### Exercise:
Report all lines holding "David".

### Items:
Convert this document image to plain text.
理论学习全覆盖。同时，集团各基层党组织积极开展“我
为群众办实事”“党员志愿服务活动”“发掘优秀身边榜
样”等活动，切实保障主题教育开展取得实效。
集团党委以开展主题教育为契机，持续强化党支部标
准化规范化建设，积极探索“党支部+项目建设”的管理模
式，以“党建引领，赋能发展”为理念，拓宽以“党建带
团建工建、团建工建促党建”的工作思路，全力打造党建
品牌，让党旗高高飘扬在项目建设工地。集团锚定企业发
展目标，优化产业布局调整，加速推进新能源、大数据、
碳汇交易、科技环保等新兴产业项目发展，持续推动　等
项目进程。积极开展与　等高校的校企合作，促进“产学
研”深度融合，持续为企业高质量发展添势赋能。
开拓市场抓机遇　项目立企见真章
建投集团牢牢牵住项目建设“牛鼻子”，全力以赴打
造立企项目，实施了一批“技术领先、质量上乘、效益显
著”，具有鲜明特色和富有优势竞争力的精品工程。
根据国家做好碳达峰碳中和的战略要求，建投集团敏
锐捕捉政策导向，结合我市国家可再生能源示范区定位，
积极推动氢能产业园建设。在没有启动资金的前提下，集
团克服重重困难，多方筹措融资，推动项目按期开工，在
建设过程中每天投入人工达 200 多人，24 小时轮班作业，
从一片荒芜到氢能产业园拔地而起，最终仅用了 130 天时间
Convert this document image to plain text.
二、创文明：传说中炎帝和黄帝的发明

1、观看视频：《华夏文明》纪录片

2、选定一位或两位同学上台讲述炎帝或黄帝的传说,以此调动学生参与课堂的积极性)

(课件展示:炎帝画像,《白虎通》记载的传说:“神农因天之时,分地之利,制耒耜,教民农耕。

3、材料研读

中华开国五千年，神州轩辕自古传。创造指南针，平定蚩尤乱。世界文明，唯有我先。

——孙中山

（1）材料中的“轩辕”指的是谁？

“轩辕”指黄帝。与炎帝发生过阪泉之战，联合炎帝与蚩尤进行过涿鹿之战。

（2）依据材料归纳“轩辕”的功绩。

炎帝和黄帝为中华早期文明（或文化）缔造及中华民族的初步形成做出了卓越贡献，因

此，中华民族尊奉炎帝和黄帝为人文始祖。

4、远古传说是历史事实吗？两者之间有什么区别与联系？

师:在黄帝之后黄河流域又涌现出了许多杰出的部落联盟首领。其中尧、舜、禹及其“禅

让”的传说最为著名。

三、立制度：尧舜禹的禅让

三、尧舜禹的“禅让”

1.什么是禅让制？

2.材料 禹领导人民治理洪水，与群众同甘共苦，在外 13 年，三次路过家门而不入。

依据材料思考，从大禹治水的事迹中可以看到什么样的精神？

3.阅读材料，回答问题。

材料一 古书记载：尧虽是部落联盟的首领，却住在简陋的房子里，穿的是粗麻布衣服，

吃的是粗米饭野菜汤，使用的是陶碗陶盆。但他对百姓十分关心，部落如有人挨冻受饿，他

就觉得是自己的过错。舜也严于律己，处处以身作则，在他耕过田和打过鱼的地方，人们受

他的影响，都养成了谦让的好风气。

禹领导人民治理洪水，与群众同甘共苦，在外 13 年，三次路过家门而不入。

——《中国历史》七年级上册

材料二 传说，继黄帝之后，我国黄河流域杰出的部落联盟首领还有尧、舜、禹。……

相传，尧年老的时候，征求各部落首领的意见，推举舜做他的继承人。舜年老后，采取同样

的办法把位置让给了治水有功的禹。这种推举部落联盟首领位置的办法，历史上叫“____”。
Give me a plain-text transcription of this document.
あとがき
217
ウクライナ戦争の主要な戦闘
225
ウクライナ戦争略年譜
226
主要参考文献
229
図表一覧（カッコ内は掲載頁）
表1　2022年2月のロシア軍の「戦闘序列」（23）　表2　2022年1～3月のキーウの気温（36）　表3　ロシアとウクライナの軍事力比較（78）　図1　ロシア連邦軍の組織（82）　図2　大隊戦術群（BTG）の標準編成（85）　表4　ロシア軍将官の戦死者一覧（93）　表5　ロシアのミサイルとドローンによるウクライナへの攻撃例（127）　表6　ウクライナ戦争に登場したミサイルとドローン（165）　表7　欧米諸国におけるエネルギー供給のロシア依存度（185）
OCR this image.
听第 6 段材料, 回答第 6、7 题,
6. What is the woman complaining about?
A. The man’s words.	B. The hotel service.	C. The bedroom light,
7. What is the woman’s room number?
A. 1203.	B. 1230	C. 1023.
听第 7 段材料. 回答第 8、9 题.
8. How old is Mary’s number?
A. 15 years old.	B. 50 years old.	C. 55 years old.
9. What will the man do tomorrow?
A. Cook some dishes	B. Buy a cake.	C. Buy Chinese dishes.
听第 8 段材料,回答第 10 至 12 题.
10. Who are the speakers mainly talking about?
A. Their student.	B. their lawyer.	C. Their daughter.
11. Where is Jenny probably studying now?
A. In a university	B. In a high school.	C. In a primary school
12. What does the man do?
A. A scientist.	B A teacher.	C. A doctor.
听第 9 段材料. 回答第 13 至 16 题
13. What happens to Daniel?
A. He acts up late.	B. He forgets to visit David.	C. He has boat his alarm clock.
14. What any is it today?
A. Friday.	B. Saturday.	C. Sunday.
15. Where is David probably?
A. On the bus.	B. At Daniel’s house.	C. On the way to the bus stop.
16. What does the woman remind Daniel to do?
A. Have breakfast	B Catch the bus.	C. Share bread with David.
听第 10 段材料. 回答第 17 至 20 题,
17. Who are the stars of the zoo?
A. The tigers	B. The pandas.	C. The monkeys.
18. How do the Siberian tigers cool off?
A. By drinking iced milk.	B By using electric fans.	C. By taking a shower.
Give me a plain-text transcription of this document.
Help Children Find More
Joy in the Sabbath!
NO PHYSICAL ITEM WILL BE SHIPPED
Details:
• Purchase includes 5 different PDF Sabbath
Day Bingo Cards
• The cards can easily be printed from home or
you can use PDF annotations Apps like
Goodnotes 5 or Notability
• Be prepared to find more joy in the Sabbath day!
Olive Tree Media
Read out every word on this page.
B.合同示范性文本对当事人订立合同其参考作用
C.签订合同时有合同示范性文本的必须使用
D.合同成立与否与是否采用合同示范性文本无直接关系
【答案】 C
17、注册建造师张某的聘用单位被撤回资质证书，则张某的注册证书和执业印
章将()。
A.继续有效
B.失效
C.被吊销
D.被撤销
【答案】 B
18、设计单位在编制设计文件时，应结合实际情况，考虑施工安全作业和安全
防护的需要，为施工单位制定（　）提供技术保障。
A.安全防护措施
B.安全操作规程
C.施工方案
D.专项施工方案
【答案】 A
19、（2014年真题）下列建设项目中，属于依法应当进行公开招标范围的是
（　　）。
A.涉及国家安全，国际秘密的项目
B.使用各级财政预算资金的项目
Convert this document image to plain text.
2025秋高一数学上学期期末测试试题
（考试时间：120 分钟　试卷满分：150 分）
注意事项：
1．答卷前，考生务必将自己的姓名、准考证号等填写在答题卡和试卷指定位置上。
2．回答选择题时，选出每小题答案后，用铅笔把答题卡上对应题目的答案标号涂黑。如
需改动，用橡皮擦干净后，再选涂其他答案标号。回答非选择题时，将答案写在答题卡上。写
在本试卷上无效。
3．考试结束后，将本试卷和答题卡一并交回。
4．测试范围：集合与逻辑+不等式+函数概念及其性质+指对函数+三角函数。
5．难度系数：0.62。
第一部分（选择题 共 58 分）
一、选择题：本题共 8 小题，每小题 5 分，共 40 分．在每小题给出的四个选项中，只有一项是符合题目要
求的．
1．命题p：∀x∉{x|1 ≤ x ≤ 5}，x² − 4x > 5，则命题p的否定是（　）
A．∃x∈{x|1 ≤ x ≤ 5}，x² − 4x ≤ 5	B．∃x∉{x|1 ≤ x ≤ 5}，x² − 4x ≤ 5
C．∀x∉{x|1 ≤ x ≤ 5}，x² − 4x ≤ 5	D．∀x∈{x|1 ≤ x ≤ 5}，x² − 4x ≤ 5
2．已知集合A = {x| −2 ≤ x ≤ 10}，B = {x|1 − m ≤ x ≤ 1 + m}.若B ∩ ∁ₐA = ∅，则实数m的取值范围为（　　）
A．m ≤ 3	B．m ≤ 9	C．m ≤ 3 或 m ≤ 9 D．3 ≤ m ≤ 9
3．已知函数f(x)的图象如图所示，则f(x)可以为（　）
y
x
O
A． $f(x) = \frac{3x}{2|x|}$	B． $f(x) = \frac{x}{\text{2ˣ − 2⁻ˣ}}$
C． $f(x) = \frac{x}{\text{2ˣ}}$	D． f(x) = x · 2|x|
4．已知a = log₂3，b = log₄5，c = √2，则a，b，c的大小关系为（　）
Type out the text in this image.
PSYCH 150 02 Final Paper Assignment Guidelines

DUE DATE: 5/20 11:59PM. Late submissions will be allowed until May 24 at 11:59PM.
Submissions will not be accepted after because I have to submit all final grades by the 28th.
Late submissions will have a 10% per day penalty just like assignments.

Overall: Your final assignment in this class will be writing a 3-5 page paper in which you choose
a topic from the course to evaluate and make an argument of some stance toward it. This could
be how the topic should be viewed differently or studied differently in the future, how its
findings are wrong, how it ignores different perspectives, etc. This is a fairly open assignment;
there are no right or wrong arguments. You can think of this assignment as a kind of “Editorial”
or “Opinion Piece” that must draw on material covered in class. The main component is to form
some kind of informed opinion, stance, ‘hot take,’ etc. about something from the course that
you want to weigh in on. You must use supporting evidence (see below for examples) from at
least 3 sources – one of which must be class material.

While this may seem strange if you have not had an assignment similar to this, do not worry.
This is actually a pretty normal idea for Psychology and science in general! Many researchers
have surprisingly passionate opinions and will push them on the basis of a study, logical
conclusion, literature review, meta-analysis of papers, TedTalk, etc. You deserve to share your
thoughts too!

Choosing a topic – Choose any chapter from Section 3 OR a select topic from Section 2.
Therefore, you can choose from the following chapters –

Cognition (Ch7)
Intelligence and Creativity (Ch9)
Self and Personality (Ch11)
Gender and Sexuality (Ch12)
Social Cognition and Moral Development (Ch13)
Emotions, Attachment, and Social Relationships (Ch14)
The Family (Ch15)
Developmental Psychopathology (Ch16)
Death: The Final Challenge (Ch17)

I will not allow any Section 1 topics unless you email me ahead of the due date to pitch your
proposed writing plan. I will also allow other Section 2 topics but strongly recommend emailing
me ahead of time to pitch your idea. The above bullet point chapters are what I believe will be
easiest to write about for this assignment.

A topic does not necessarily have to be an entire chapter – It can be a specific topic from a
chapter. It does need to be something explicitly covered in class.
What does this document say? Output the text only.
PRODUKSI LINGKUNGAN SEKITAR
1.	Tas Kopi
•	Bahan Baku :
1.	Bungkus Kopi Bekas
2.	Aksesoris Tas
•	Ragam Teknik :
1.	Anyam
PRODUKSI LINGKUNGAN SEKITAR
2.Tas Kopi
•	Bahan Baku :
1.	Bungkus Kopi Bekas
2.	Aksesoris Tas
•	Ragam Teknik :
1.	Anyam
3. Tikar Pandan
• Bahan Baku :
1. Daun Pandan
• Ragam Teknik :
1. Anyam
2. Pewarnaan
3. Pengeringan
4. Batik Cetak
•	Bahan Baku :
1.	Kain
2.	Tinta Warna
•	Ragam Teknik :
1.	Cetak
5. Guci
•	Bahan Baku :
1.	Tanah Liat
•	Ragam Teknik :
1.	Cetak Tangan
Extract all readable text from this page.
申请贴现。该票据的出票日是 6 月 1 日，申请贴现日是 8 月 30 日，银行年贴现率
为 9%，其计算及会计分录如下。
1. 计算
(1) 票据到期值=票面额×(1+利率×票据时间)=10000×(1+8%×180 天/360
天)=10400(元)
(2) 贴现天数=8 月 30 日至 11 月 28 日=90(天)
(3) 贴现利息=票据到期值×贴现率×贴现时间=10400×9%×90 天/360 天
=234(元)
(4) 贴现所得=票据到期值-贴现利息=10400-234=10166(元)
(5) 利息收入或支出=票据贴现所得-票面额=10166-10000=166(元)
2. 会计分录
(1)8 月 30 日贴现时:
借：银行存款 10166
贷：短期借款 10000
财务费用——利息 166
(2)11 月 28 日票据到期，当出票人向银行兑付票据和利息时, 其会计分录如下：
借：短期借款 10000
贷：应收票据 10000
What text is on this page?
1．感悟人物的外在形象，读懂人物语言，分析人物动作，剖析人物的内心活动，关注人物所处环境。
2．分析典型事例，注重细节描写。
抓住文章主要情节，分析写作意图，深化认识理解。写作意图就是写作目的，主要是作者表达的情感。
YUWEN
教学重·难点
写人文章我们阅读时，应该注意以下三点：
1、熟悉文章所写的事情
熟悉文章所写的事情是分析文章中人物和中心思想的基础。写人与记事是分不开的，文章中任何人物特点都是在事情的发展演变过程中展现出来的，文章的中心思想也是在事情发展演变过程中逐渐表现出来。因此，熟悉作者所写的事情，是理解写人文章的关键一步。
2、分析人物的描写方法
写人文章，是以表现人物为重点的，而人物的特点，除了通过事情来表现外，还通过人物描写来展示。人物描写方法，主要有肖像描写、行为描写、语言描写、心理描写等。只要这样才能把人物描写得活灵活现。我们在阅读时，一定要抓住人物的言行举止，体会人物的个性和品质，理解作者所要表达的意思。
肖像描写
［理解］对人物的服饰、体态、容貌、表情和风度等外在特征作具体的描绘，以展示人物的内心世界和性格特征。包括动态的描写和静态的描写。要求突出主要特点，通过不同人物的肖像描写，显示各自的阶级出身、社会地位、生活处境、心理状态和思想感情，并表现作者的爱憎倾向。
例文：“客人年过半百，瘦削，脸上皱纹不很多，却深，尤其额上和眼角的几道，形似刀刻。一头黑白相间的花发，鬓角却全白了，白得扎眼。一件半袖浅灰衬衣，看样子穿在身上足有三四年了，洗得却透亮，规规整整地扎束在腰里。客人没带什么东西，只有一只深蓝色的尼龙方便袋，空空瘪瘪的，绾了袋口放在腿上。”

### Output of the task:
A. He acts up late.	B. He forgets to visit David.	C. He has boat his alarm clock.
15. Where is David probably?
A. Have breakfast	B Catch the bus.	C. Share bread with David.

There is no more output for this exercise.